## Отрывок текста
-*-*-

Ночью мы собрались на командном пункте бригады. С минуты на минуту ожидалось начало боя в Вязовке. Вот-вот там заработают пулеметы, ночную темноту избороздят огненные следы трассирующих пуль. Но августовская ночь была тиха, и только кое-где раздавались одиночные выстрелы да изредка над позициями гитлеровцев взлетали ракеты. Назначенный срок начала операции прошел. Герман волновался.

На рассвете на КП появился мокрый и усталый Ганев. Случилось с опытным командиром невероятное — он потерял ориентировку и всю ночь с отрядом проблуждал по болотам.

Герман угрожающе тихо приказал:

— Уйди, Ганев!

Вслед за опечаленным Ганевым ушел и сам комбриг. Вскочив на лошадь, он помчался невесть куда, на этот раз даже без Лемешко. Часа два мы ходили по лагерю, точно в воду опущенные, переживали за Вязовку, — такой глупый промах.

И. В. Крылов — начальник штаба 3-й Ленинградской партизанской бригады.

Но вот у штабной палатки раздался бодрый голос Германа. Вскоре Исаева, Лебедева и меня вызвали в палатку комбрига.

Александр Викторович встретил нас лукавой улыбкой:

— Что же это получается, дорогие мои комиссары? Пообещали вчера Васильеву Вязовку взять. Ганев в трех соснах заблудился. Может, стоит и сегодня чего-нибудь наобещать, а потом в кусты? Нет! Такое не годится для нас с вами. Не этому нас батька Литвиненко учил.

Комбриг на секунду замолчал. Глаза его озорно блестели. Было ясно, что он что-то придумал. В это время вошел командир отряда Лебедев. Герман протянул ему руку и уже тоном приказа продолжал:

— Вязовку сегодня ночью взять. С обороны снять максимум бойцов. Отряд Лебедева с приданными ему штурмовыми группами должен окружить гарнизон врага. Я кое-что сам высмотрел да разведчиков опросил. Смотрите, как должно получиться.

-*-*-

## Задание 1
Ответьте на вопросы по отрывку о Вязовке:
(a) Где Ганев со своим отрядом проблуждал всю ночь?
(b) Какую должность занимает И. В. Крылов?
(c) Какой отряд по приказу Германа должен окружить гарнизон врага?
Записи никак не связаны с отрывком о Вязовке.

-*-*-

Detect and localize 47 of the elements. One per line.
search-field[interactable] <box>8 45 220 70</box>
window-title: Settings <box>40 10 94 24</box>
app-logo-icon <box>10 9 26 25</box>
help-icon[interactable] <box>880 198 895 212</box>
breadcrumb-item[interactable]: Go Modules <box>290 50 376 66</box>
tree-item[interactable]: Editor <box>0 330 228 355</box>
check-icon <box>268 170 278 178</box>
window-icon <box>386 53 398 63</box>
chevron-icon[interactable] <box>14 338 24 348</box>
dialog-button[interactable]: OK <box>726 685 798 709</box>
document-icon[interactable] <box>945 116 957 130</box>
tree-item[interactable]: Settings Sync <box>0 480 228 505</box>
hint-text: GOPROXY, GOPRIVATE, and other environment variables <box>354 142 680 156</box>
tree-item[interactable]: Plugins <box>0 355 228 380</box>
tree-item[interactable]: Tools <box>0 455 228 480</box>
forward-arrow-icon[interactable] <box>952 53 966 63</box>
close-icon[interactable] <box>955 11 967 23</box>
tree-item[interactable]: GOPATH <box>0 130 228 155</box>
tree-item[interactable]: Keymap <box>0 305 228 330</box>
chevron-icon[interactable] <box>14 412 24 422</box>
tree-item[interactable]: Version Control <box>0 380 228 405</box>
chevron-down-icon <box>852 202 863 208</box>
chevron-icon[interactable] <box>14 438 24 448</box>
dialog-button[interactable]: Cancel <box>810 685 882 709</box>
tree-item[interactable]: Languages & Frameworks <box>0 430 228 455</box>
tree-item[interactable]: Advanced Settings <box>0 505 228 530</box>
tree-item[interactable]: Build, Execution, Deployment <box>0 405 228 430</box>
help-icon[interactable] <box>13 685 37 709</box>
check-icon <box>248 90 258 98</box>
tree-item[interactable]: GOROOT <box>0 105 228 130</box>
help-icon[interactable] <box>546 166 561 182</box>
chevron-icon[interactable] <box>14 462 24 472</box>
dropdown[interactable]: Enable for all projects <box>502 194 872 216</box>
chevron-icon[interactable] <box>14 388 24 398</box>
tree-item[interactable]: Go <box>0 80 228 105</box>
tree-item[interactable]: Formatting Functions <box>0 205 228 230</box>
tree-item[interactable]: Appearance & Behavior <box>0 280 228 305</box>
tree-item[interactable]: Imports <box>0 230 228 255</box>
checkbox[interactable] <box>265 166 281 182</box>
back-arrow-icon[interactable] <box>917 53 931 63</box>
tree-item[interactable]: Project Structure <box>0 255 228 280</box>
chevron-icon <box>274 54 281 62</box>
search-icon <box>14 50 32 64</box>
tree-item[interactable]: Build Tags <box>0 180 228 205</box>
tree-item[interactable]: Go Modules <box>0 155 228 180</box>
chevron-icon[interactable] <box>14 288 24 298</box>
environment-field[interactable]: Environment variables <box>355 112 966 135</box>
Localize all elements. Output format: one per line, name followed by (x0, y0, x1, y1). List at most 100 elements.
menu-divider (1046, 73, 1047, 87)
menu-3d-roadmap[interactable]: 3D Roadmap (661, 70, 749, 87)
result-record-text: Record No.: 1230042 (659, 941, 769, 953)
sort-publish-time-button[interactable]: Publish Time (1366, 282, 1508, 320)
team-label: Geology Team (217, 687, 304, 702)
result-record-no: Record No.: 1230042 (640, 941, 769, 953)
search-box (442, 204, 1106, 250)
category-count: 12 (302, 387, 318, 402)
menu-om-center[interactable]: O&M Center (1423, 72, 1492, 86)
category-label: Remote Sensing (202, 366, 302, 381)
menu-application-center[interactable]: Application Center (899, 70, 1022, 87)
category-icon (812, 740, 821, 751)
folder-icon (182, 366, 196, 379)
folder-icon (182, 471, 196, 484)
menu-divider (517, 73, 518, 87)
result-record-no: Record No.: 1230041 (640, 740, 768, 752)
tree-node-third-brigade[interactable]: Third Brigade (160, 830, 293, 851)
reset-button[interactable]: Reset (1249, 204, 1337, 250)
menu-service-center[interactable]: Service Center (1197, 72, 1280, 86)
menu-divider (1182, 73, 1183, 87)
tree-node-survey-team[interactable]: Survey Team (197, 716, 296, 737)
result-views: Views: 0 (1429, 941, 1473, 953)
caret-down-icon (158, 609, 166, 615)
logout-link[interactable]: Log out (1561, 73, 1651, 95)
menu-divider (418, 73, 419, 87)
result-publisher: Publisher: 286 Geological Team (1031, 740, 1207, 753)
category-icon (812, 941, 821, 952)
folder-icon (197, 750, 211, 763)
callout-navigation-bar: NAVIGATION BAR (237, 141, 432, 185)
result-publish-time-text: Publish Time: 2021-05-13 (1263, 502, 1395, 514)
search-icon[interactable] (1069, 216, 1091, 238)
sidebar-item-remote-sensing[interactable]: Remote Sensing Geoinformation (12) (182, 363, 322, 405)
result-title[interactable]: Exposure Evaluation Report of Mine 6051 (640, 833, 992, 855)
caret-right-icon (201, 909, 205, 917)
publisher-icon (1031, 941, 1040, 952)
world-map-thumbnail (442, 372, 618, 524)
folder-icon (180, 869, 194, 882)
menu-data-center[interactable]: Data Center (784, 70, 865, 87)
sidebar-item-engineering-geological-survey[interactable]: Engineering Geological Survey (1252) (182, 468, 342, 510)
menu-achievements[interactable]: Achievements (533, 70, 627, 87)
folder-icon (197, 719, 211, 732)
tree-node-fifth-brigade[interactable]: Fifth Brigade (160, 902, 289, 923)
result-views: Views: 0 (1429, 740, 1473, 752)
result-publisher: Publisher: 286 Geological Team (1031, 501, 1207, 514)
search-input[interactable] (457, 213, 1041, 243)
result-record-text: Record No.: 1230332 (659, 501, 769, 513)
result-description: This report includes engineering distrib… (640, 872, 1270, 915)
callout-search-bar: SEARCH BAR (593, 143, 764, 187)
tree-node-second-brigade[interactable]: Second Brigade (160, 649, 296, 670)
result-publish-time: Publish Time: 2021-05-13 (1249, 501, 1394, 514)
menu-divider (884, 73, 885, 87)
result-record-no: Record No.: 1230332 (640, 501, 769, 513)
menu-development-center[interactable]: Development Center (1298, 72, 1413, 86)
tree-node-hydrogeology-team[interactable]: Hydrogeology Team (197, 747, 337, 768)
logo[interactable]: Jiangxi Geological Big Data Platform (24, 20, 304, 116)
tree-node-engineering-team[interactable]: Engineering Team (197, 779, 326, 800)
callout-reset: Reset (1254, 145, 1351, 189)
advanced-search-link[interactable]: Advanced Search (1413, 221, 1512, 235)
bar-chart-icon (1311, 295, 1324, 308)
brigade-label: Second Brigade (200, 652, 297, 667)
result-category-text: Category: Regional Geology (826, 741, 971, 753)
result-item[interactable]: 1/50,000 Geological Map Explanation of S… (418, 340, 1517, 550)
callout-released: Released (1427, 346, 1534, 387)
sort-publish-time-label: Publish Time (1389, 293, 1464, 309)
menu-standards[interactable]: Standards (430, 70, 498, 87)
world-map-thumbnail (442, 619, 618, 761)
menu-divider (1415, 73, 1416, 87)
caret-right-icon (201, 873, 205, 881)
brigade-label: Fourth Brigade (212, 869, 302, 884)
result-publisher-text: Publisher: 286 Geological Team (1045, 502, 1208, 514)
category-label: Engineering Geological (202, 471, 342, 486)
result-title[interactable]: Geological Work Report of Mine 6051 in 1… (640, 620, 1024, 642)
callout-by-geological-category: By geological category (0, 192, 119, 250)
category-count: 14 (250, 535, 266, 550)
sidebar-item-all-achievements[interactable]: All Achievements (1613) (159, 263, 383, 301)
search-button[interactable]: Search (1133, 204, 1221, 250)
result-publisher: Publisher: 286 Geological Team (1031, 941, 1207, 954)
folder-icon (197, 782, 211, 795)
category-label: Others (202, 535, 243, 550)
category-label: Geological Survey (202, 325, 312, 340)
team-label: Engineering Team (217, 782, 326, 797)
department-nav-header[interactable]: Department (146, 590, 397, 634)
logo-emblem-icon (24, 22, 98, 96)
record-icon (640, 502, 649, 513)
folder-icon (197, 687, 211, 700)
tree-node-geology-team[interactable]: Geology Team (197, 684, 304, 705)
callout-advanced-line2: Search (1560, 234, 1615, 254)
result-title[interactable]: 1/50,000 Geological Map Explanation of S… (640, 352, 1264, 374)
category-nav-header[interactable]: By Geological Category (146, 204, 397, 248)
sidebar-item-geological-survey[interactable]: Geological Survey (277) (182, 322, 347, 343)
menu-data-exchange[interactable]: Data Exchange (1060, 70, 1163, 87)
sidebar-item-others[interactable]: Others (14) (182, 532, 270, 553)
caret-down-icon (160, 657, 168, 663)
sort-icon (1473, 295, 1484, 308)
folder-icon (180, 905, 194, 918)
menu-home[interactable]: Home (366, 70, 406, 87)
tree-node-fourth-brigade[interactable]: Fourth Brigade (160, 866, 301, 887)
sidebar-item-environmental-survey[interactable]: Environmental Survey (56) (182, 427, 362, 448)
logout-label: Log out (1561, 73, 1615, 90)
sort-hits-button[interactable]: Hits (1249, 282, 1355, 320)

-*-*-

## Задание 2
Перепишите записи от их начала до строки с «tree-item[interactable]: Formatting Functions» включительно. Замените в них «Keymap» на «Shortcuts», остальное не меняйте.

## Решение задания 1
(a) По болотам.
(b) Начальник штаба 3-й Ленинградской партизанской бригады.
(c) Отряд Лебедева с приданными ему штурмовыми группами.

## Решение задания 2
Detect and localize 47 of the elements. One per line.
search-field[interactable] <box>8 45 220 70</box>
window-title: Settings <box>40 10 94 24</box>
app-logo-icon <box>10 9 26 25</box>
help-icon[interactable] <box>880 198 895 212</box>
breadcrumb-item[interactable]: Go Modules <box>290 50 376 66</box>
tree-item[interactable]: Editor <box>0 330 228 355</box>
check-icon <box>268 170 278 178</box>
window-icon <box>386 53 398 63</box>
chevron-icon[interactable] <box>14 338 24 348</box>
dialog-button[interactable]: OK <box>726 685 798 709</box>
document-icon[interactable] <box>945 116 957 130</box>
tree-item[interactable]: Settings Sync <box>0 480 228 505</box>
hint-text: GOPROXY, GOPRIVATE, and other environment variables <box>354 142 680 156</box>
tree-item[interactable]: Plugins <box>0 355 228 380</box>
tree-item[interactable]: Tools <box>0 455 228 480</box>
forward-arrow-icon[interactable] <box>952 53 966 63</box>
close-icon[interactable] <box>955 11 967 23</box>
tree-item[interactable]: GOPATH <box>0 130 228 155</box>
tree-item[interactable]: Shortcuts <box>0 305 228 330</box>
chevron-icon[interactable] <box>14 412 24 422</box>
tree-item[interactable]: Version Control <box>0 380 228 405</box>
chevron-down-icon <box>852 202 863 208</box>
chevron-icon[interactable] <box>14 438 24 448</box>
dialog-button[interactable]: Cancel <box>810 685 882 709</box>
tree-item[interactable]: Languages & Frameworks <box>0 430 228 455</box>
tree-item[interactable]: Advanced Settings <box>0 505 228 530</box>
tree-item[interactable]: Build, Execution, Deployment <box>0 405 228 430</box>
help-icon[interactable] <box>13 685 37 709</box>
check-icon <box>248 90 258 98</box>
tree-item[interactable]: GOROOT <box>0 105 228 130</box>
help-icon[interactable] <box>546 166 561 182</box>
chevron-icon[interactable] <box>14 462 24 472</box>
dropdown[interactable]: Enable for all projects <box>502 194 872 216</box>
chevron-icon[interactable] <box>14 388 24 398</box>
tree-item[interactable]: Go <box>0 80 228 105</box>
tree-item[interactable]: Formatting Functions <box>0 205 228 230</box>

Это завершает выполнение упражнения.